# Passage shown

Skip to content

Observability contract

Hook signatures

  • Metrics: on_metric(event: str, attempt: int, sleep_s: float, tags: Dict[str, Any])
  • Logging: on_log(event: str, fields: Dict[str, Any]) (fields include attempt, sleep_s, tags)

Hook failures are swallowed so they never break the workload; log adapter errors separately if needed.

Events

Event names are exported as redress.events.EventName (values shown below).

  • success – call succeeded
  • retry – retry scheduled (includes sleep_s)
  • permanent_fail – non-retriable class (PERMANENT, AUTH, PERMISSION)
  • deadline_exceeded – wall-clock deadline exceeded
  • max_attempts_exceeded – global or per-class cap reached
  • max_unknown_attempts_exceeded – UNKNOWN-specific cap reached
  • no_strategy_configured – missing strategy for a retryable class
  • budget_exhausted – retry budget depleted
  • scheduled – retry deferred by a sleep handler
  • aborted – retry aborted via abort_if or AbortRetryError
  • circuit_opened – circuit breaker transitions to open
  • circuit_half_open – circuit breaker transitions to half-open
  • circuit_closed – circuit breaker transitions to closed
  • circuit_rejected – breaker rejected a call

Attempts are 1-based. sleep_s is the scheduled delay for retries, otherwise 0.0. Breaker events use attempt=0 and sleep_s=0.0. Abort events use the number of completed attempts (0 if aborted before the first). For result-driven failures, err is omitted and cause="result" is included.

Stop reasons (terminal only)

Terminal events carry a stable stop_reason tag with a small, fixed set:

  • MAX_ATTEMPTS_GLOBAL
  • MAX_ATTEMPTS_PER_CLASS
  • DEADLINE_EXCEEDED
  • MAX_UNKNOWN_ATTEMPTS
  • NON_RETRYABLE_CLASS
  • NO_STRATEGY
  • BUDGET_EXHAUSTED
  • SCHEDULED
  • ABORTED
  • ABORTED is emitted when abort_if requests an abort or a sleep handler returns SleepDecision.ABORT.

Tags

  • operation – optional logical name provided by caller
  • classErrorClass.name when available
  • err – exception class name when available
  • stop_reason – terminal reason for stop events only
  • cause"exception" or "result" when a failure triggers retries/stops
  • state – circuit breaker state (closed, open, half_open) on breaker events

Avoid payloads or sensitive fields in tags; stick to identifiers.

# Provided data
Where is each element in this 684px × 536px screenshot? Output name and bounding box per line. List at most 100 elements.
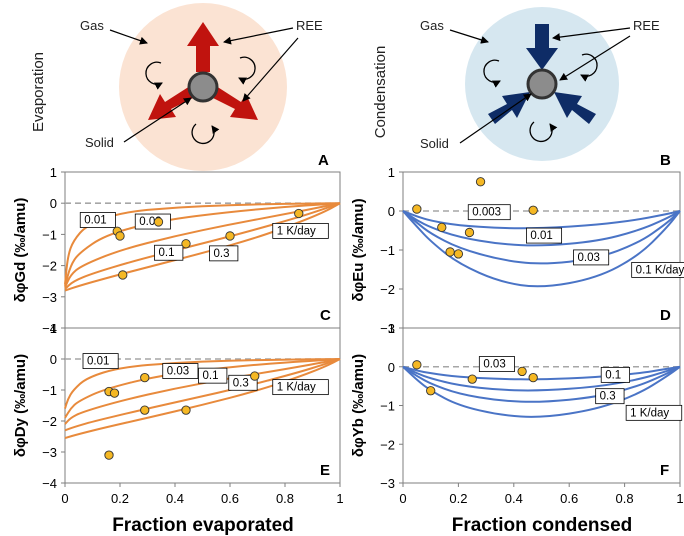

# Written tasks
**A.** According to the observability contract, what happens to hook failures?
**B.** Please retype the stretch of the observability contract from "Event names are" through "(PERMANENT, AUTH, PERMISSION)".

# Task-by-task results
**A.** They are swallowed so they never break the workload.

**B.**
Event names are exported as redress.events.EventName (values shown below).

  • success – call succeeded
  • retry – retry scheduled (includes sleep_s)
  • permanent_fail – non-retriable class (PERMANENT, AUTH, PERMISSION)